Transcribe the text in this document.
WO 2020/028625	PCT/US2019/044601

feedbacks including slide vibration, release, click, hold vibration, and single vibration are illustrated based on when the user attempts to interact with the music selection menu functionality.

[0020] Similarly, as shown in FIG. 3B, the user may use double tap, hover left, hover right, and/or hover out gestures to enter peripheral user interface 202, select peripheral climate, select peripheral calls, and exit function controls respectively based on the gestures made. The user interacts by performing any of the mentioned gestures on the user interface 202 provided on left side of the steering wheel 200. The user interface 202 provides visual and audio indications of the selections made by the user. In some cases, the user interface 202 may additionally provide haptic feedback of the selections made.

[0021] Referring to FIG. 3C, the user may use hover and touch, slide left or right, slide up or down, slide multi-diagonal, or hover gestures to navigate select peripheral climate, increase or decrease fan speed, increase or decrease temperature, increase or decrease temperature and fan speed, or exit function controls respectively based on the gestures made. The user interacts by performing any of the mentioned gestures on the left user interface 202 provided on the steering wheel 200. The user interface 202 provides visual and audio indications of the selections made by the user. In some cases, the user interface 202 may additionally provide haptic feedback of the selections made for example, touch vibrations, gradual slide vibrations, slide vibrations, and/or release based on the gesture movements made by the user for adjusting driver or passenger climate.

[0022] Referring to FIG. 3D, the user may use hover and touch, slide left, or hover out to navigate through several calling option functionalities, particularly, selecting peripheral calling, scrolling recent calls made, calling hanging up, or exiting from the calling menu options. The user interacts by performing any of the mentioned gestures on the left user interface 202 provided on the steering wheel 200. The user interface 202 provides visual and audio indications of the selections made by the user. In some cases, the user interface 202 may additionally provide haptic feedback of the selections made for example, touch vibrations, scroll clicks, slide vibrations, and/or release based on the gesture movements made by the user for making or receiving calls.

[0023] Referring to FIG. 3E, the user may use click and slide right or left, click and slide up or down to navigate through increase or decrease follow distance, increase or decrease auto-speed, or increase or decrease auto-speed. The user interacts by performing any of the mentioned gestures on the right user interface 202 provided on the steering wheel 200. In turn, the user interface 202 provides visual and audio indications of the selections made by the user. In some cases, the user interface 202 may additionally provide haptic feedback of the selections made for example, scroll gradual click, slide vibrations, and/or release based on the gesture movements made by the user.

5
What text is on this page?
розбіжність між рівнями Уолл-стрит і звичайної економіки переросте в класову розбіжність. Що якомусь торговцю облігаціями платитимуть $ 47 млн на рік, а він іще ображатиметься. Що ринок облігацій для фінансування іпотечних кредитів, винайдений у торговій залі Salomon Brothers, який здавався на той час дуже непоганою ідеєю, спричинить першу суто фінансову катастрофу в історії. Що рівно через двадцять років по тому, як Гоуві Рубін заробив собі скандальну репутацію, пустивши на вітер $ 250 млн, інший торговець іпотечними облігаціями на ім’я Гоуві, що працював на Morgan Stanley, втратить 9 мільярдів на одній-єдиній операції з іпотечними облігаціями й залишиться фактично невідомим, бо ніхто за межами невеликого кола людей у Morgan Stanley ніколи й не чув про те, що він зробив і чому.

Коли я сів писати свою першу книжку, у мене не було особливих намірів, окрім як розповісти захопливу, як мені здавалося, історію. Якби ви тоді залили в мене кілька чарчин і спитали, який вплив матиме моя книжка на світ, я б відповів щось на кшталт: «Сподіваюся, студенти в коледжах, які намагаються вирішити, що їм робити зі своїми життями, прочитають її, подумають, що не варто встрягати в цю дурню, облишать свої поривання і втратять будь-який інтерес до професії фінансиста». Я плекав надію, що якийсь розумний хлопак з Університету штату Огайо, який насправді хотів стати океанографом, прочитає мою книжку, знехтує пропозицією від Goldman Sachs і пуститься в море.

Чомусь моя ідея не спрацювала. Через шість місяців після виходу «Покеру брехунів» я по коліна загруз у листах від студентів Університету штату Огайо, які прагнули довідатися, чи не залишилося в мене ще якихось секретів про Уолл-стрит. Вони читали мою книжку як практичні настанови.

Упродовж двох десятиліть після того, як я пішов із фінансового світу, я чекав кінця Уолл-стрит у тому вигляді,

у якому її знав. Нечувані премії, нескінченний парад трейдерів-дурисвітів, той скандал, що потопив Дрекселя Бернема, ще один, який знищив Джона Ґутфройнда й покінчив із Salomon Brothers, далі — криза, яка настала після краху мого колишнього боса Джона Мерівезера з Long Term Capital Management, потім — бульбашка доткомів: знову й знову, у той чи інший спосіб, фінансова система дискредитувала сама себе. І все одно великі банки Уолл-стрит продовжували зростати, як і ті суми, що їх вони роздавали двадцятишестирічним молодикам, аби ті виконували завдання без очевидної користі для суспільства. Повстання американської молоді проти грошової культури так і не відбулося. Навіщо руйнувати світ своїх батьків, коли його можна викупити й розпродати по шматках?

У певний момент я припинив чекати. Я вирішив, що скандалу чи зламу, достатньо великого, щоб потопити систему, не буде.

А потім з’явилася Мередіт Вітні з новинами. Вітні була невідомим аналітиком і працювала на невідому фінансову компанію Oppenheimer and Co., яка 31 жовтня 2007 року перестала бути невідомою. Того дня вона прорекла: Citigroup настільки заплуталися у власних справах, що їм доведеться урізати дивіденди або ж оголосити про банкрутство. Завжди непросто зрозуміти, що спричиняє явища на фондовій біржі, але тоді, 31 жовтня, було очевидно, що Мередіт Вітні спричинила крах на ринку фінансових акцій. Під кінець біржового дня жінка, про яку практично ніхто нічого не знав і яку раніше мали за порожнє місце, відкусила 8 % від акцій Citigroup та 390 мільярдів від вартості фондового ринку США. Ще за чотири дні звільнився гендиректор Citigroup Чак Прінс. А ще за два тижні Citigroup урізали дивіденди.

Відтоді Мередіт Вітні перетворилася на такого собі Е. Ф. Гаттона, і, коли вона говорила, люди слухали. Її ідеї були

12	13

::::::

Problem. Search the records for the string "text" and return every line in which it occurs.

Correct result.
Transcribe the text in this document.
What text is on this page?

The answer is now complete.